Search the material for the string "JSON", then return every line where it is found.
───── MATERIAL TO PROCESS
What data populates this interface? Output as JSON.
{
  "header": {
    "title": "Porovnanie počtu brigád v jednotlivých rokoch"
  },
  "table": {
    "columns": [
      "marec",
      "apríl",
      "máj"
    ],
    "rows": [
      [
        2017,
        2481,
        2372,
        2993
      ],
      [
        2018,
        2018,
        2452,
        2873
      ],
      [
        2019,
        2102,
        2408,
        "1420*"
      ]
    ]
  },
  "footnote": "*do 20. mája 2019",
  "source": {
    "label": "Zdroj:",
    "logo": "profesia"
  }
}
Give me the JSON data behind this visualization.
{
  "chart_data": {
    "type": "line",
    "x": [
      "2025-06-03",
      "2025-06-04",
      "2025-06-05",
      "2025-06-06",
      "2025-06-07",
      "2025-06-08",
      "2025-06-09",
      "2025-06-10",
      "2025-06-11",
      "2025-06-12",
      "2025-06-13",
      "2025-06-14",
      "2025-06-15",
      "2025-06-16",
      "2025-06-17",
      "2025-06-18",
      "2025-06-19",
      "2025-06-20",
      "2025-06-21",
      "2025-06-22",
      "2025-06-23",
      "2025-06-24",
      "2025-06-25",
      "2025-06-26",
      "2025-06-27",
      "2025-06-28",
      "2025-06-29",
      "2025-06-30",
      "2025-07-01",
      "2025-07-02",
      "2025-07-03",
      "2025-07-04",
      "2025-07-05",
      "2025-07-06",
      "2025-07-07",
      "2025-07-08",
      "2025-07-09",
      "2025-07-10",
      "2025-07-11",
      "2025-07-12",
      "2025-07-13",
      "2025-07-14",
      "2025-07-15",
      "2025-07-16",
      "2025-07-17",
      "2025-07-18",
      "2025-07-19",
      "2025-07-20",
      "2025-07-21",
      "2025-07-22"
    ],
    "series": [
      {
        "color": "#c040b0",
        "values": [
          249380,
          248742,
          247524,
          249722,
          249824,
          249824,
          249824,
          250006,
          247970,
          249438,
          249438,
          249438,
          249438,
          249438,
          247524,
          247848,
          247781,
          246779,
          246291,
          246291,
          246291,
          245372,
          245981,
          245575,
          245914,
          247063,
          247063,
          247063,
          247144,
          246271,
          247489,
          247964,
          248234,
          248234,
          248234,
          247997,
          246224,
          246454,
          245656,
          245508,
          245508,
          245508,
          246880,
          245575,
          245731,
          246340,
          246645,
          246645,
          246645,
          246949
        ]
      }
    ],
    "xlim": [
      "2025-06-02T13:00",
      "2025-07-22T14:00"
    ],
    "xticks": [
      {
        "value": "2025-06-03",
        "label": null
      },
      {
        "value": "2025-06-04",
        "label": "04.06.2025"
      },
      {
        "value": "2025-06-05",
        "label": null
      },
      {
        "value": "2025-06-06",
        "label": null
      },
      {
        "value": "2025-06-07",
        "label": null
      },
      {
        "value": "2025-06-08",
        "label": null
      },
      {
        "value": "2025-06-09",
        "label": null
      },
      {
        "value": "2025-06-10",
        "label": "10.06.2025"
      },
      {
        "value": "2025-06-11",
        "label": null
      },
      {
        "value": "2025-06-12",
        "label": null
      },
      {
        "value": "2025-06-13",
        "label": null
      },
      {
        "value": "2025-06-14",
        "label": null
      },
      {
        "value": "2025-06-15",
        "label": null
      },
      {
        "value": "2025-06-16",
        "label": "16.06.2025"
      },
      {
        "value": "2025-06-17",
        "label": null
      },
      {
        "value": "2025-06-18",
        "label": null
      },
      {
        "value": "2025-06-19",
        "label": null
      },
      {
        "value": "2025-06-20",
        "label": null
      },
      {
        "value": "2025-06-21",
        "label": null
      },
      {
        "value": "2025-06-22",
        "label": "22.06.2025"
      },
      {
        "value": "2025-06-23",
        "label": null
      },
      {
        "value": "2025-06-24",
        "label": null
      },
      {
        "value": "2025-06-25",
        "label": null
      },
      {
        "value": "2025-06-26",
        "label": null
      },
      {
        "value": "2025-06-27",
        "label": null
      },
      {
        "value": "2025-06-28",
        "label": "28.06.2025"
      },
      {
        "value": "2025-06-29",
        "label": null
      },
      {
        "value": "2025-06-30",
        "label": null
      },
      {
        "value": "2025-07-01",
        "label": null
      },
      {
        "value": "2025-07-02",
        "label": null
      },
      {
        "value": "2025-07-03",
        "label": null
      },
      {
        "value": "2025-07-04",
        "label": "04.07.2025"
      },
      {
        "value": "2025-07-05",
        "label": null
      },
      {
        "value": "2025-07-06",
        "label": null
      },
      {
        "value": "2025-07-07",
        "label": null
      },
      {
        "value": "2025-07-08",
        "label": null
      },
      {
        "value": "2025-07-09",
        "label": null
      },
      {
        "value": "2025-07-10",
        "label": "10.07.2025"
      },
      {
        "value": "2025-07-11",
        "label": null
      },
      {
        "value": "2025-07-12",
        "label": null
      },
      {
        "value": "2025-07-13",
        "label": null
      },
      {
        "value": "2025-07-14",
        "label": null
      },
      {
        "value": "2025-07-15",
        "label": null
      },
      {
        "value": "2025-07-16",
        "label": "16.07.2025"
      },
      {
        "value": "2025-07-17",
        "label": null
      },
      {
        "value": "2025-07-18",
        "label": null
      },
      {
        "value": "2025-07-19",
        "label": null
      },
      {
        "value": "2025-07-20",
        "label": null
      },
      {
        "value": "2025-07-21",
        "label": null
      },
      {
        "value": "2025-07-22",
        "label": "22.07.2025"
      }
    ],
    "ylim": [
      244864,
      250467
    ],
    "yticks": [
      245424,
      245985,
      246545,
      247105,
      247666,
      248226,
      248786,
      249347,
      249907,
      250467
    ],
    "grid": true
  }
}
──────────
OUTPUT OF THE TASK:
What data populates this interface? Output as JSON.
Give me the JSON data behind this visualization.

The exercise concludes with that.